§ Stated exercise
Reproduce each of the following records line for line, with no changes.

§ Dataset excerpt
## BEGIN

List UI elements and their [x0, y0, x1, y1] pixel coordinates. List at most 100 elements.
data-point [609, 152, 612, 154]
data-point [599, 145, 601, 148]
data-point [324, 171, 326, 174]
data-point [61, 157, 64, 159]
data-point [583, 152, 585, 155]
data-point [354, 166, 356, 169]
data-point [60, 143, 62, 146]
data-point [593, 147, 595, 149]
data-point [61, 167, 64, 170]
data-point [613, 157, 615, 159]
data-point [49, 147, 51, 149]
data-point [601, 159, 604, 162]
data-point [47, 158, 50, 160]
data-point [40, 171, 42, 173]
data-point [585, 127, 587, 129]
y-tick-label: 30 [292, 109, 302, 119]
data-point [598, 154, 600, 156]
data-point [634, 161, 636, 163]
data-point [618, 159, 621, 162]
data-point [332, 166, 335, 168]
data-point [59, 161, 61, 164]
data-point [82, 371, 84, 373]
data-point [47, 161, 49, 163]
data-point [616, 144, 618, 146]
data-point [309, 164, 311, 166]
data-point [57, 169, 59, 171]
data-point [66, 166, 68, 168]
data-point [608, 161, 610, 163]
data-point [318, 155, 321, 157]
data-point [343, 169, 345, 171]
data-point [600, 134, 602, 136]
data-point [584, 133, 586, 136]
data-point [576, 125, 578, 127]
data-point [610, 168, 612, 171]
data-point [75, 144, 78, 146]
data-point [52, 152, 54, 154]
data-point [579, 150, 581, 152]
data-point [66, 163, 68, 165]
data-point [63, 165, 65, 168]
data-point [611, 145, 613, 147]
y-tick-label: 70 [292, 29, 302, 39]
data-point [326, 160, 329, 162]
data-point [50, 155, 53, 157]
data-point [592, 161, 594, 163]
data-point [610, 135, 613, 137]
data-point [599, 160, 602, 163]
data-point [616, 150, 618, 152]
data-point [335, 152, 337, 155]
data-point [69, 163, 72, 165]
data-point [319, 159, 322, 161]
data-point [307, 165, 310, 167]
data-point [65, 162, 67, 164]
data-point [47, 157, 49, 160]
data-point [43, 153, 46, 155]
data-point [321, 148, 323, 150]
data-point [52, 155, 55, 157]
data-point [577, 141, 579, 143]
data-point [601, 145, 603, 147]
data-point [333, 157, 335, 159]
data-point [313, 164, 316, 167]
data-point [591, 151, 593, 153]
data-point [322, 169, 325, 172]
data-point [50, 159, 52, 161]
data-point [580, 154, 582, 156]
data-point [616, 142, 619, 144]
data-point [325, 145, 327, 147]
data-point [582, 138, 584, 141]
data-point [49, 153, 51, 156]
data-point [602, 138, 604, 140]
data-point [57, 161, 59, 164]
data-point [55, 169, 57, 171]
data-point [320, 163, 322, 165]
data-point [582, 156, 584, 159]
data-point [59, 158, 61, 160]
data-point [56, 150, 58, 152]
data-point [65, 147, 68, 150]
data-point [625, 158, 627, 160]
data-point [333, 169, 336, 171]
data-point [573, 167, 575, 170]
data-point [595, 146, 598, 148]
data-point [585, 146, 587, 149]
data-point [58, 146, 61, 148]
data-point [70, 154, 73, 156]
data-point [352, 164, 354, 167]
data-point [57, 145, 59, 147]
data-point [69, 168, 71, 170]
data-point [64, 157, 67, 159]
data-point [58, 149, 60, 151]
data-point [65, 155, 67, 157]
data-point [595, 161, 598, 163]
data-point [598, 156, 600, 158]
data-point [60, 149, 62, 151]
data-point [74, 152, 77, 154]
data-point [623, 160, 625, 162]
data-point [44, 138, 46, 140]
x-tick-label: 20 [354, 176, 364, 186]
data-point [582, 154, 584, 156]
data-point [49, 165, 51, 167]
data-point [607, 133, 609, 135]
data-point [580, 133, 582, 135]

## END

§ Result below
List UI elements and their [x0, y0, x1, y1] pixel coordinates. List at most 100 elements.
data-point [609, 152, 612, 154]
data-point [599, 145, 601, 148]
data-point [324, 171, 326, 174]
data-point [61, 157, 64, 159]
data-point [583, 152, 585, 155]
data-point [354, 166, 356, 169]
data-point [60, 143, 62, 146]
data-point [593, 147, 595, 149]
data-point [61, 167, 64, 170]
data-point [613, 157, 615, 159]
data-point [49, 147, 51, 149]
data-point [601, 159, 604, 162]
data-point [47, 158, 50, 160]
data-point [40, 171, 42, 173]
data-point [585, 127, 587, 129]
y-tick-label: 30 [292, 109, 302, 119]
data-point [598, 154, 600, 156]
data-point [634, 161, 636, 163]
data-point [618, 159, 621, 162]
data-point [332, 166, 335, 168]
data-point [59, 161, 61, 164]
data-point [82, 371, 84, 373]
data-point [47, 161, 49, 163]
data-point [616, 144, 618, 146]
data-point [309, 164, 311, 166]
data-point [57, 169, 59, 171]
data-point [66, 166, 68, 168]
data-point [608, 161, 610, 163]
data-point [318, 155, 321, 157]
data-point [343, 169, 345, 171]
data-point [600, 134, 602, 136]
data-point [584, 133, 586, 136]
data-point [576, 125, 578, 127]
data-point [610, 168, 612, 171]
data-point [75, 144, 78, 146]
data-point [52, 152, 54, 154]
data-point [579, 150, 581, 152]
data-point [66, 163, 68, 165]
data-point [63, 165, 65, 168]
data-point [611, 145, 613, 147]
y-tick-label: 70 [292, 29, 302, 39]
data-point [326, 160, 329, 162]
data-point [50, 155, 53, 157]
data-point [592, 161, 594, 163]
data-point [610, 135, 613, 137]
data-point [599, 160, 602, 163]
data-point [616, 150, 618, 152]
data-point [335, 152, 337, 155]
data-point [69, 163, 72, 165]
data-point [319, 159, 322, 161]
data-point [307, 165, 310, 167]
data-point [65, 162, 67, 164]
data-point [47, 157, 49, 160]
data-point [43, 153, 46, 155]
data-point [321, 148, 323, 150]
data-point [52, 155, 55, 157]
data-point [577, 141, 579, 143]
data-point [601, 145, 603, 147]
data-point [333, 157, 335, 159]
data-point [313, 164, 316, 167]
data-point [591, 151, 593, 153]
data-point [322, 169, 325, 172]
data-point [50, 159, 52, 161]
data-point [580, 154, 582, 156]
data-point [616, 142, 619, 144]
data-point [325, 145, 327, 147]
data-point [582, 138, 584, 141]
data-point [49, 153, 51, 156]
data-point [602, 138, 604, 140]
data-point [57, 161, 59, 164]
data-point [55, 169, 57, 171]
data-point [320, 163, 322, 165]
data-point [582, 156, 584, 159]
data-point [59, 158, 61, 160]
data-point [56, 150, 58, 152]
data-point [65, 147, 68, 150]
data-point [625, 158, 627, 160]
data-point [333, 169, 336, 171]
data-point [573, 167, 575, 170]
data-point [595, 146, 598, 148]
data-point [585, 146, 587, 149]
data-point [58, 146, 61, 148]
data-point [70, 154, 73, 156]
data-point [352, 164, 354, 167]
data-point [57, 145, 59, 147]
data-point [69, 168, 71, 170]
data-point [64, 157, 67, 159]
data-point [58, 149, 60, 151]
data-point [65, 155, 67, 157]
data-point [595, 161, 598, 163]
data-point [598, 156, 600, 158]
data-point [60, 149, 62, 151]
data-point [74, 152, 77, 154]
data-point [623, 160, 625, 162]
data-point [44, 138, 46, 140]
x-tick-label: 20 [354, 176, 364, 186]
data-point [582, 154, 584, 156]
data-point [49, 165, 51, 167]
data-point [607, 133, 609, 135]
data-point [580, 133, 582, 135]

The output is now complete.